**Consignes de l'exercice:**
1. Dans l'extrait sur les enfants et les légumes, quels sont les seuls aliments que l'enfant dit aimer ?
2. Rédigez la suite de l'extrait sur les enfants et les légumes, à partir de sa dernière phrase.

**Extrait du document:**
========

Mais voici le prochain défi : faire en sorte que mon enfant mange vraiment ces légumes. Il me dit souvent qu'il n'aime que les œufs, les bâtonnets de poisson et les crêpes, et qu'il évite l'assiette colorée de mes légumes soigneusement cuisinés (et, à mon avis, délicieux) que je lui sers avec ses plats préférés.
Je me tourne vers mon amie MC pour obtenir des conseils sur la façon de donner envie aux enfants de manger des légumes. Quand nous avons fêté le Nouvel An avec nos enfants, il y avait un plateau de nourriture – pizza, saucisses roulées, chips – et son aîné s'est tourné vers elle et lui a murmuré : « Où sont les légumes ? »
Autour d'un café, elle me raconte comment elle fait participer ses enfants à la cuisine, invente des jeux culinaires (comme « Nommez cette noix ») et prépare des assiettes de légumes variés tout au long de la semaine pour qu'ils les goûtent. Je prends note d'emmener mon fils chez le primeur et de le laisser choisir quelques légumes.
A l'heure où la planète bat record après record de température , les petits changements dans notre quotidien n'ont jamais semblé aussi pertinents, surtout en tant que parents.
Après tout, nous souhaitons tous un avenir heureux et sûr pour nos enfants. J'en parle avec Elizabeth Cripps. Théoricienne politique, elle mène des recherches sur l'éthique du changement climatique à l'Université d'Édimbourg.

========

**Données fournies:**
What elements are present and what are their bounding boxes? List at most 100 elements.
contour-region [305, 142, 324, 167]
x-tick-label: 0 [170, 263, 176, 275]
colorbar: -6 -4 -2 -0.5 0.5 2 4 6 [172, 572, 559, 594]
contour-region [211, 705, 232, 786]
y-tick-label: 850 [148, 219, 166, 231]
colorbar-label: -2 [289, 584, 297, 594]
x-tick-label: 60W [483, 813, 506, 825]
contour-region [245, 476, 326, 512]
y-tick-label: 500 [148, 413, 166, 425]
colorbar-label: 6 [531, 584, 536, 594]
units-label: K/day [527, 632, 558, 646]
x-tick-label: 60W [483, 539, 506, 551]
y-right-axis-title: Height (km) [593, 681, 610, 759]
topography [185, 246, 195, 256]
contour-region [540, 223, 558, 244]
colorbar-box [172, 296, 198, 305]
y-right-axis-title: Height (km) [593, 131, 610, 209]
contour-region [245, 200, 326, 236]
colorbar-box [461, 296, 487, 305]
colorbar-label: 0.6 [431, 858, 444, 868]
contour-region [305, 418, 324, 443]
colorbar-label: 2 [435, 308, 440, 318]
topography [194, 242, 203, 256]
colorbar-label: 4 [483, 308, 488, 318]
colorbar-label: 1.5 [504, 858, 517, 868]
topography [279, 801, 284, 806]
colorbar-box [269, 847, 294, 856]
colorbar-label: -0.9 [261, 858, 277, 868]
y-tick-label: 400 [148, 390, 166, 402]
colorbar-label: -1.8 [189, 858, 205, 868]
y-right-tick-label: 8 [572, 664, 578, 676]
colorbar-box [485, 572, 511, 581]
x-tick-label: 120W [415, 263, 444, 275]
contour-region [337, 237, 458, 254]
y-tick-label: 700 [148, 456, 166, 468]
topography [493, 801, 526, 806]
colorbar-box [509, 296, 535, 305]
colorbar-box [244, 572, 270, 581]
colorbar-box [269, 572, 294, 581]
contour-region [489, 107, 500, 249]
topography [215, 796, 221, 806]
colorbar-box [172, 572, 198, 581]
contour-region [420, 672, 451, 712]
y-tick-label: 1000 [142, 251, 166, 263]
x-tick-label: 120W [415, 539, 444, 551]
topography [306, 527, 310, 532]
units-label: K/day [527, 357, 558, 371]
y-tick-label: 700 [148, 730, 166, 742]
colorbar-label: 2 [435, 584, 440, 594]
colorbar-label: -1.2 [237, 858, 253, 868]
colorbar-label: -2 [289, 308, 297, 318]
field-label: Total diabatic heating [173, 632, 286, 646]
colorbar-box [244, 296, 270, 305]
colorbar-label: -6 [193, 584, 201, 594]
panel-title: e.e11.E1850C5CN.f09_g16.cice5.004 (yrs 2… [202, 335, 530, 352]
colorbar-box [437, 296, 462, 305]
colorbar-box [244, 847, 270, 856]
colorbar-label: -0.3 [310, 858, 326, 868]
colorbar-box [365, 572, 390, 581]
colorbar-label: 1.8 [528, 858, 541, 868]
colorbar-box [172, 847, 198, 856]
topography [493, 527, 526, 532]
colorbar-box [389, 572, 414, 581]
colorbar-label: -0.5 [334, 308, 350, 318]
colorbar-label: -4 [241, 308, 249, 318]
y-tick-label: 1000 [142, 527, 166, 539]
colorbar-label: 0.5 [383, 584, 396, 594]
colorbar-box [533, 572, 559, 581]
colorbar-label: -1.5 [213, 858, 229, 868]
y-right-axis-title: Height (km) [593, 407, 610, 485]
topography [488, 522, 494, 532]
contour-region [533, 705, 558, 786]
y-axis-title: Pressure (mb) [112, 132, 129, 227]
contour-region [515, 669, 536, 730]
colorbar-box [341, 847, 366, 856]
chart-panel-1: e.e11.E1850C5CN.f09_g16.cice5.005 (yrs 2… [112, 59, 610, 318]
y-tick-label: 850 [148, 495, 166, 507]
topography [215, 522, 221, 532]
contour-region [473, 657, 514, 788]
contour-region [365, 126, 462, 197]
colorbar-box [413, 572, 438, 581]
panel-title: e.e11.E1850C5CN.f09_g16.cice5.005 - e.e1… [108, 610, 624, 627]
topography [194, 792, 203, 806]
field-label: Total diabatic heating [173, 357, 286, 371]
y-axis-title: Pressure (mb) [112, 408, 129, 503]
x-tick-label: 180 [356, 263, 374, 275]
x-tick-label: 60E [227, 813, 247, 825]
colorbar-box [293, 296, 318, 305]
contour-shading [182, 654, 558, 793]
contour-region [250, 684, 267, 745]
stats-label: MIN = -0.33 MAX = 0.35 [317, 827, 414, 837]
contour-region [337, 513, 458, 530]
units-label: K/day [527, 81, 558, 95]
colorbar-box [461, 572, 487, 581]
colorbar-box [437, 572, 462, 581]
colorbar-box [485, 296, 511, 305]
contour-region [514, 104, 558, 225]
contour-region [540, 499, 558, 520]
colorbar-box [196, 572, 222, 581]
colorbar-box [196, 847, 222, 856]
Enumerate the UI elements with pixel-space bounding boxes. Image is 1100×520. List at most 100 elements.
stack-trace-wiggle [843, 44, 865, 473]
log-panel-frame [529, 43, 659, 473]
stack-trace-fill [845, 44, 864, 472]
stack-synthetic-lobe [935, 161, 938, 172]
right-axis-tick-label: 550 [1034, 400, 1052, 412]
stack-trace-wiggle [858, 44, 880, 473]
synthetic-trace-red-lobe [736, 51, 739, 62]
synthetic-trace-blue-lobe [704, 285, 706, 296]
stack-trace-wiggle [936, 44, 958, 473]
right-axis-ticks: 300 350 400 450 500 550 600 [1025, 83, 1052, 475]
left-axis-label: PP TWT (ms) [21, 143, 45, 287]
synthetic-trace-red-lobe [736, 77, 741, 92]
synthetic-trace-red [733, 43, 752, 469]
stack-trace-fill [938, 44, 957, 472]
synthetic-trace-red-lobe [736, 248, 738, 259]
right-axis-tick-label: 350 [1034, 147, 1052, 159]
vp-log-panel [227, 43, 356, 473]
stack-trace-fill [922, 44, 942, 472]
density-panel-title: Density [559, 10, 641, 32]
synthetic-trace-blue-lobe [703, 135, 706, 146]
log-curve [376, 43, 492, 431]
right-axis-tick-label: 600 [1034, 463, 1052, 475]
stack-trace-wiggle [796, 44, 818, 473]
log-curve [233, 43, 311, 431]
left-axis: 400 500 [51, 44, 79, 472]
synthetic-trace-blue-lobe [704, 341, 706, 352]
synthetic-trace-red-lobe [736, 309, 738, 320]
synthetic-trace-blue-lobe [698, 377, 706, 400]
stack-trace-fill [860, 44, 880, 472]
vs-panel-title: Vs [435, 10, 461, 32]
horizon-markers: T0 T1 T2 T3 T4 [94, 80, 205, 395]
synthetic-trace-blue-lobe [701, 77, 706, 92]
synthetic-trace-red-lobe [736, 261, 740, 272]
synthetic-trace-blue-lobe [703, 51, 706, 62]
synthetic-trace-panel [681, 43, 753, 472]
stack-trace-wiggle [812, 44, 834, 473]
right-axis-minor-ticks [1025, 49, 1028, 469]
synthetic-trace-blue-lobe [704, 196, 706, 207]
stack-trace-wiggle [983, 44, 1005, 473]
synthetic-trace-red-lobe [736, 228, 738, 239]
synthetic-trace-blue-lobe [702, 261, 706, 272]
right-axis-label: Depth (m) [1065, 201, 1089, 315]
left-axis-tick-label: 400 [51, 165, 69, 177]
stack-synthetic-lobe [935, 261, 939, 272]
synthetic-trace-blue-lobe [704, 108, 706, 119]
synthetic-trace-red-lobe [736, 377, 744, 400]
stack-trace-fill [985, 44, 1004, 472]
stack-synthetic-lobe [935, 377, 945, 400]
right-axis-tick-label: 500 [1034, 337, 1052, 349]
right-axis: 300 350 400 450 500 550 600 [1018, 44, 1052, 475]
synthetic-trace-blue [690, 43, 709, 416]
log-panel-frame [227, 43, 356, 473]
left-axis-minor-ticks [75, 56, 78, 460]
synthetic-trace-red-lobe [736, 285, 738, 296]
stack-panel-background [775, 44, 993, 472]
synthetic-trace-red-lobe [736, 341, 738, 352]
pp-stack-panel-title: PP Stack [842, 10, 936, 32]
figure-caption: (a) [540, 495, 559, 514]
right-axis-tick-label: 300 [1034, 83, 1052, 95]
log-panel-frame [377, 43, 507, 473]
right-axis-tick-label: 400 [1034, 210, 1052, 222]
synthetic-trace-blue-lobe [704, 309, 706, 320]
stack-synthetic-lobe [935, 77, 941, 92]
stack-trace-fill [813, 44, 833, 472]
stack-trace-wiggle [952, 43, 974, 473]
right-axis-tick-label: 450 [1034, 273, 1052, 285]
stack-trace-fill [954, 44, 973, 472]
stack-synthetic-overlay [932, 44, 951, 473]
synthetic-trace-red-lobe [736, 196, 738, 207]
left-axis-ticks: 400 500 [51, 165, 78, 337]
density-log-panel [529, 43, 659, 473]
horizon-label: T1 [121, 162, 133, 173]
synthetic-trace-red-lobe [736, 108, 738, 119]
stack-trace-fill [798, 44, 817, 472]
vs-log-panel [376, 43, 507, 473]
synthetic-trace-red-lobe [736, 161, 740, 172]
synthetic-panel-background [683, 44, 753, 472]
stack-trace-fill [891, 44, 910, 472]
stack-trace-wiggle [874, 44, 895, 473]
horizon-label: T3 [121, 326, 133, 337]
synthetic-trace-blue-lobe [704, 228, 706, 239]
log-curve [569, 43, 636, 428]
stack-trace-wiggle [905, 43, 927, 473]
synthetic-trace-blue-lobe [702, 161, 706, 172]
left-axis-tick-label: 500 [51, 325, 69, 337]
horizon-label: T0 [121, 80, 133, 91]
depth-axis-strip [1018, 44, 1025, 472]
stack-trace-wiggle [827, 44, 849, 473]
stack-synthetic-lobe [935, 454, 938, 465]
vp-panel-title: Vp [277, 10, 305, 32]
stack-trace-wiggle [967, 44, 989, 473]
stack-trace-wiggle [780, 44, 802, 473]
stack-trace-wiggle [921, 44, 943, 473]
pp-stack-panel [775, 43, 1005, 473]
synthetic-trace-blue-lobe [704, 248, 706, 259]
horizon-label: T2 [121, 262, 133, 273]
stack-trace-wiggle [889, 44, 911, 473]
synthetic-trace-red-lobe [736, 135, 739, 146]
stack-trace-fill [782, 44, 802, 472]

========

**Vos réponses:**
1. Les œufs, les bâtonnets de poisson et les crêpes.

2.
Elle a écrit un livre intitulé « Parenting on Earth » dans lequel elle analyse la morale qui entoure nos choix de parents dans un monde qui se réchauffe.
« Ce qui compte le plus pour moi, c'est le genre de vie que mes filles auront, et l'une des choses que je peux faire est de réfléchir à notre mode de vie en tant que famille », dit-elle.
De retour dans la cuisine, mon petit bout de chou fait une sieste dans son lit.
Le Roi Lion a enfin fini de jouer et je suis à quatre pattes, essayant de gratter les céréales coincées entre les joints.
Tandis que mon esprit vagabonde, une image de mon fils me frappe. Il est plus âgé, mais il a toujours ce même regard curieux rivé au mien. Je l'imagine me demander : « As-tu fait tout ce que tu pouvais pour lutter contre le changement climatique ? » Et je veux pouvoir lui répondre que oui. Je veux le meilleur avenir possible pour mon enfant et je veux qu'il soit satisfait de ces décisions.